TASK BRIEF:
Drop the pictures from the entries below, then reproduce the rest exactly.

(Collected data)
◇ ◇ ◇
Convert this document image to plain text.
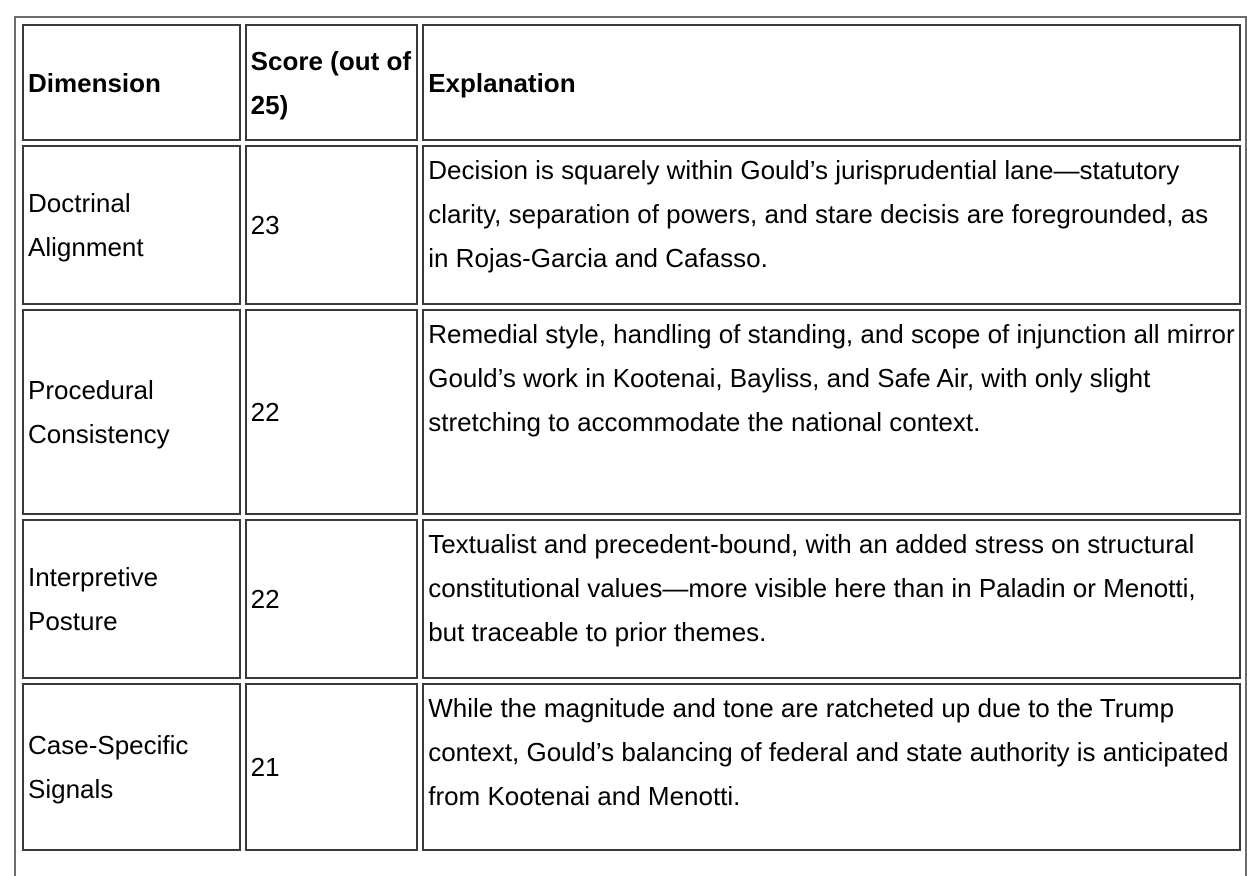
Dimension	Score (out of 25)	Explanation
Doctrinal Alignment	23	Decision is squarely within Gould’s jurisprudential lane—statutory clarity, separation of powers, and stare decisis are foregrounded, as in Rojas-Garcia and Cafasso.
Procedural Consistency	22	Remedial style, handling of standing, and scope of injunction all mirror Gould’s work in Kootenai, Bayliss, and Safe Air, with only slight stretching to accommodate the national context.
Interpretive Posture	22	Textualist and precedent-bound, with an added stress on structural constitutional values—more visible here than in Paladin or Menotti, but traceable to prior themes.
Case-Specific Signals	21	While the magnitude and tone are ratcheted up due to the Trump context, Gould’s balancing of federal and state authority is anticipated from Kootenai and Menotti.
◇ ◇ ◇
RESPONSE TO THE TASK:
Convert this document image to plain text.
Dimension	Score (out of 25)	Explanation
Doctrinal Alignment	23	Decision is squarely within Gould’s jurisprudential lane—statutory clarity, separation of powers, and stare decisis are foregrounded, as in Rojas-Garcia and Cafasso.
Procedural Consistency	22	Remedial style, handling of standing, and scope of injunction all mirror Gould’s work in Kootenai, Bayliss, and Safe Air, with only slight stretching to accommodate the national context.
Interpretive Posture	22	Textualist and precedent-bound, with an added stress on structural constitutional values—more visible here than in Paladin or Menotti, but traceable to prior themes.
Case-Specific Signals	21	While the magnitude and tone are ratcheted up due to the Trump context, Gould’s balancing of federal and state authority is anticipated from Kootenai and Menotti.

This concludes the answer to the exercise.